[Tâche donnée] Veuillez poursuivre, à la suite de sa dernière phrase, l’extrait de décision ci-dessous sur les lettres de soutien du demandeur.

[Extrait fourni]
+===+

J’ai pu voir la passion qu’il met dans son travail à prodiguer des soins aux malades et aux personnes âgées, sa contribution et sa participation aux services religieux et aux activités paroissiales, en tant que membre de la chorale et bénévole. Animé par sa foi religieuse, il a effectué différents pèlerinages aux quatre coins de l’Ontario et du Québec.

[13] Un grand nombre des lettres mentionnaient que le demandeur était [traduction] « un fils/un frère/un oncle », tandis que beaucoup d’autres présentaient le demandeur comme [traduction] « [leur] bon ami ». Le demandeur a affirmé à l’agent que les lettres, qui provenaient d’amis à Toronto et de partout au Canada, témoignaient [traduction] « d’un degré d’intégration comparable à celui d’un membre de la famille de fait ».

VI. Analyse

[14] En résumant la demande présentée par le demandeur, dans la section [traduction] « Établissement au Canada », l’agent a formulé peu d’observations au sujet des 35 lettres de soutien :

[traduction]

Le demandeur fréquente l’église de sa paroisse, y effectue du bénévolat et compte de nombreux amis dans sa communauté (voir les lettres figurant au dossier). À titre d’éléments de preuve supplémentaires de son établissement, le demandeur a présenté le contrat de location de son appartement, des relevés de compte de carte de crédit (VISA) et de téléphonie (Fido et Rogers), de même que ses états de compte en banque indiquant des économies personnelles de plus de 62 000 $ (au dossier).

+===+

[Données fournies]
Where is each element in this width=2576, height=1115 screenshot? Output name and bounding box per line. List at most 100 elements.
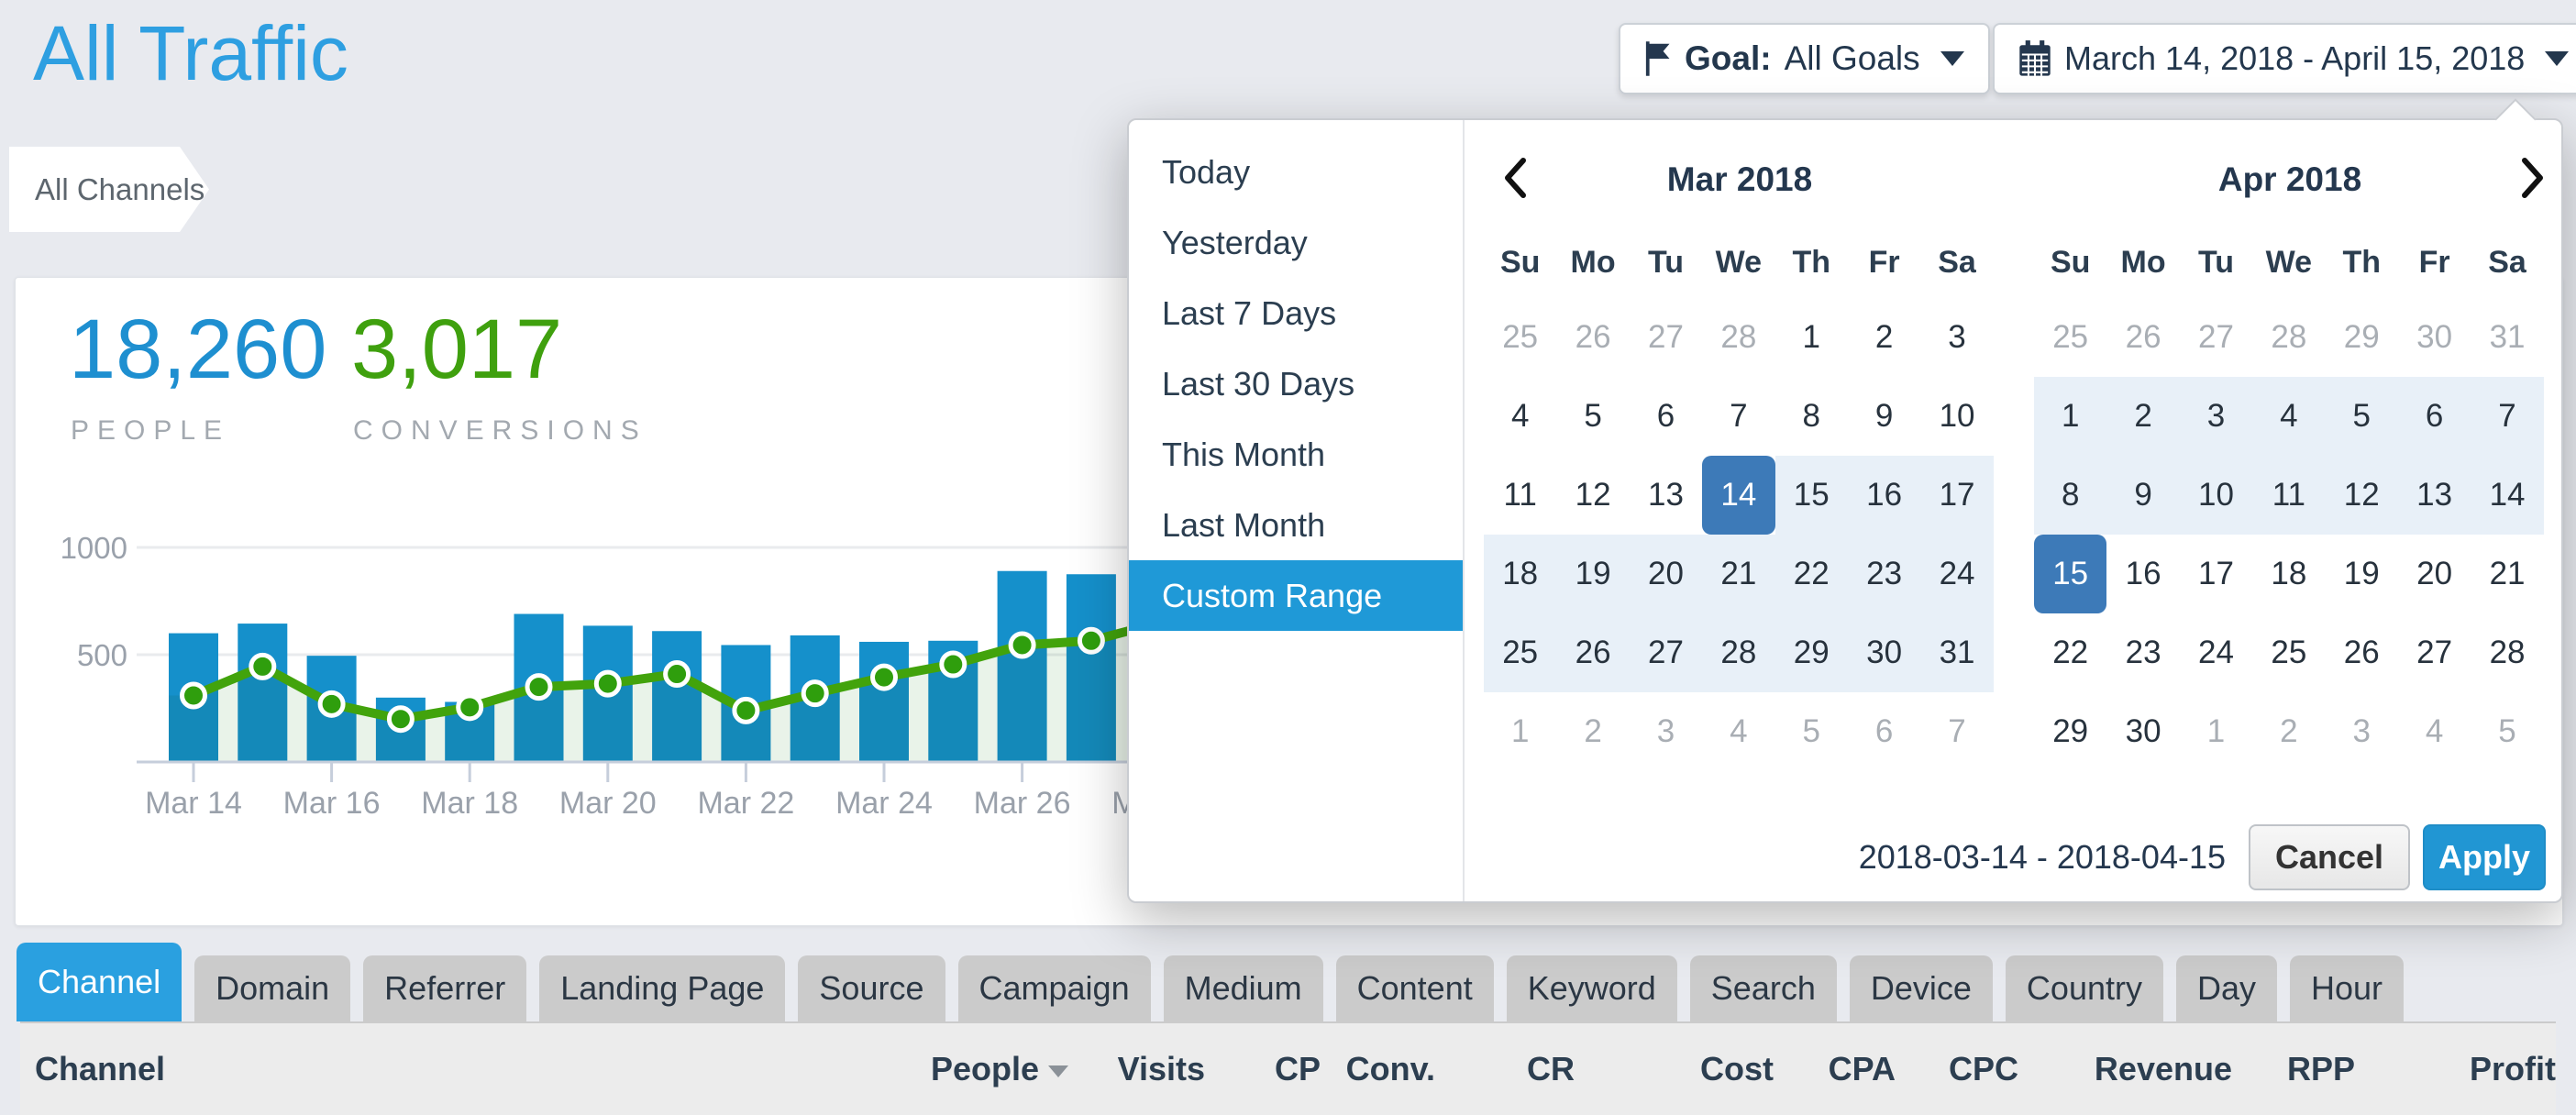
calendar-day[interactable]: 27: [1630, 613, 1702, 692]
calendar-day[interactable]: 24: [2180, 613, 2252, 692]
tab-referrer[interactable]: Referrer: [363, 955, 526, 1021]
calendar-day[interactable]: 26: [2326, 613, 2398, 692]
calendar-day[interactable]: 16: [2106, 535, 2179, 613]
calendar-day[interactable]: 29: [2034, 692, 2106, 771]
calendar-day[interactable]: 27: [1630, 298, 1702, 377]
tab-search[interactable]: Search: [1690, 955, 1837, 1021]
calendar-day[interactable]: 28: [2471, 613, 2543, 692]
calendar-day[interactable]: 8: [2034, 456, 2106, 535]
calendar-day[interactable]: 4: [2398, 692, 2471, 771]
calendar-day[interactable]: 23: [2106, 613, 2179, 692]
calendar-day[interactable]: 13: [2398, 456, 2471, 535]
calendar-day[interactable]: 18: [2252, 535, 2325, 613]
calendar-day[interactable]: 14: [2471, 456, 2543, 535]
calendar-day[interactable]: 3: [2180, 377, 2252, 456]
column-header-conv-[interactable]: Conv.: [1321, 1050, 1435, 1088]
calendar-day[interactable]: 30: [2398, 298, 2471, 377]
calendar-day[interactable]: 19: [2326, 535, 2398, 613]
calendar-day[interactable]: 7: [1702, 377, 1774, 456]
calendar-day[interactable]: 5: [2326, 377, 2398, 456]
calendar-day-selected[interactable]: 14: [1702, 456, 1774, 535]
column-header-profit[interactable]: Profit: [2355, 1050, 2556, 1088]
calendar-day[interactable]: 17: [2180, 535, 2252, 613]
preset-last-month[interactable]: Last Month: [1129, 490, 1463, 560]
preset-last-7-days[interactable]: Last 7 Days: [1129, 278, 1463, 348]
calendar-day[interactable]: 6: [1848, 692, 1920, 771]
calendar-day[interactable]: 10: [2180, 456, 2252, 535]
goal-selector-button[interactable]: Goal: All Goals: [1619, 23, 1990, 94]
column-header-cp[interactable]: CP: [1205, 1050, 1321, 1088]
calendar-day[interactable]: 26: [2106, 298, 2179, 377]
calendar-day[interactable]: 23: [1848, 535, 1920, 613]
calendar-day[interactable]: 4: [1484, 377, 1556, 456]
calendar-day[interactable]: 5: [1556, 377, 1629, 456]
tab-hour[interactable]: Hour: [2290, 955, 2404, 1021]
calendar-day[interactable]: 21: [1702, 535, 1774, 613]
calendar-day[interactable]: 28: [1702, 298, 1774, 377]
preset-last-30-days[interactable]: Last 30 Days: [1129, 348, 1463, 419]
apply-button[interactable]: Apply: [2423, 824, 2546, 890]
calendar-day[interactable]: 7: [2471, 377, 2543, 456]
tab-domain[interactable]: Domain: [194, 955, 350, 1021]
tab-medium[interactable]: Medium: [1164, 955, 1323, 1021]
tab-source[interactable]: Source: [798, 955, 945, 1021]
column-header-revenue[interactable]: Revenue: [2018, 1050, 2232, 1088]
tab-campaign[interactable]: Campaign: [958, 955, 1151, 1021]
calendar-day[interactable]: 25: [1484, 298, 1556, 377]
column-header-cpc[interactable]: CPC: [1896, 1050, 2018, 1088]
calendar-day[interactable]: 31: [1920, 613, 1993, 692]
calendar-day[interactable]: 1: [2180, 692, 2252, 771]
preset-today[interactable]: Today: [1129, 137, 1463, 207]
column-header-people[interactable]: People: [885, 1050, 1068, 1088]
calendar-day[interactable]: 21: [2471, 535, 2543, 613]
column-header-cost[interactable]: Cost: [1575, 1050, 1774, 1088]
tab-country[interactable]: Country: [2006, 955, 2163, 1021]
calendar-day[interactable]: 12: [1556, 456, 1629, 535]
calendar-day[interactable]: 22: [1775, 535, 1848, 613]
column-header-cr[interactable]: CR: [1435, 1050, 1575, 1088]
calendar-day[interactable]: 30: [2106, 692, 2179, 771]
calendar-day[interactable]: 13: [1630, 456, 1702, 535]
calendar-day[interactable]: 11: [2252, 456, 2325, 535]
calendar-day[interactable]: 4: [1702, 692, 1774, 771]
tab-channel[interactable]: Channel: [17, 943, 182, 1021]
column-header-visits[interactable]: Visits: [1068, 1050, 1205, 1088]
calendar-day[interactable]: 15: [1775, 456, 1848, 535]
calendar-day[interactable]: 11: [1484, 456, 1556, 535]
calendar-day[interactable]: 18: [1484, 535, 1556, 613]
tab-landing-page[interactable]: Landing Page: [539, 955, 785, 1021]
tab-day[interactable]: Day: [2176, 955, 2277, 1021]
preset-yesterday[interactable]: Yesterday: [1129, 207, 1463, 278]
calendar-day[interactable]: 9: [1848, 377, 1920, 456]
column-header-channel[interactable]: Channel: [35, 1050, 885, 1088]
calendar-day[interactable]: 28: [2252, 298, 2325, 377]
calendar-day[interactable]: 9: [2106, 456, 2179, 535]
calendar-day[interactable]: 20: [1630, 535, 1702, 613]
calendar-day[interactable]: 27: [2180, 298, 2252, 377]
calendar-day[interactable]: 27: [2398, 613, 2471, 692]
calendar-day[interactable]: 6: [1630, 377, 1702, 456]
calendar-day[interactable]: 5: [2471, 692, 2543, 771]
cancel-button[interactable]: Cancel: [2249, 824, 2410, 890]
breadcrumb-all-channels[interactable]: All Channels: [9, 147, 209, 232]
calendar-day[interactable]: 3: [1630, 692, 1702, 771]
calendar-day[interactable]: 20: [2398, 535, 2471, 613]
calendar-day[interactable]: 17: [1920, 456, 1993, 535]
calendar-day[interactable]: 31: [2471, 298, 2543, 377]
calendar-day[interactable]: 7: [1920, 692, 1993, 771]
column-header-cpa[interactable]: CPA: [1774, 1050, 1896, 1088]
calendar-day[interactable]: 2: [2106, 377, 2179, 456]
calendar-day[interactable]: 10: [1920, 377, 1993, 456]
calendar-day[interactable]: 19: [1556, 535, 1629, 613]
calendar-day[interactable]: 2: [2252, 692, 2325, 771]
calendar-day[interactable]: 1: [2034, 377, 2106, 456]
date-range-button[interactable]: March 14, 2018 - April 15, 2018: [1993, 23, 2576, 94]
preset-custom-range[interactable]: Custom Range: [1129, 560, 1463, 631]
calendar-day[interactable]: 22: [2034, 613, 2106, 692]
calendar-day[interactable]: 26: [1556, 298, 1629, 377]
calendar-day[interactable]: 25: [2034, 298, 2106, 377]
calendar-day[interactable]: 6: [2398, 377, 2471, 456]
calendar-day[interactable]: 1: [1775, 298, 1848, 377]
tab-keyword[interactable]: Keyword: [1507, 955, 1677, 1021]
calendar-day[interactable]: 25: [1484, 613, 1556, 692]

+===+

[Résultat obtenu]
[15] Dans la section intitulée [traduction] « Décision et Motifs », l’agent a présenté les 35 lettres dans son analyse de l’établissement en ces termes :

[traduction]

Je reconnais que le demandeur a noué d’importantes amitiés pendant ses années au Canada et qu’il manquera à ses amis, comme ses amis lui manqueront. Je souligne toutefois que la séparation est l’un des résultats inévitables et malheureux qui peuvent découler du processus d’immigration, particulièrement lorsqu’on réside dans un pays sans statut valide. De plus, les relations ne sont pas restreintes par les lieux géographiques, et il est loisible au demandeur de rester en contact avec ses amis au Canada grâce au courrier, au téléphone et à l’Internet. Je constate que certains des amis du demandeur ne résident pas dans la même ville que lui, et il est probable qu’ils restent en contact par téléphone ou l’Internet. J’estime qu’ils pourraient garder ce type de contact dans l’avenir. Je conclus que le demandeur n’a pas présenté suffisamment d’éléments de preuve pour démontrer que les liens qui l’unissent à ses amis au Canada sont tels qu’en cas de séparation, il serait justifié d’accorder une dispense pour des considérations d’ordre humanitaire.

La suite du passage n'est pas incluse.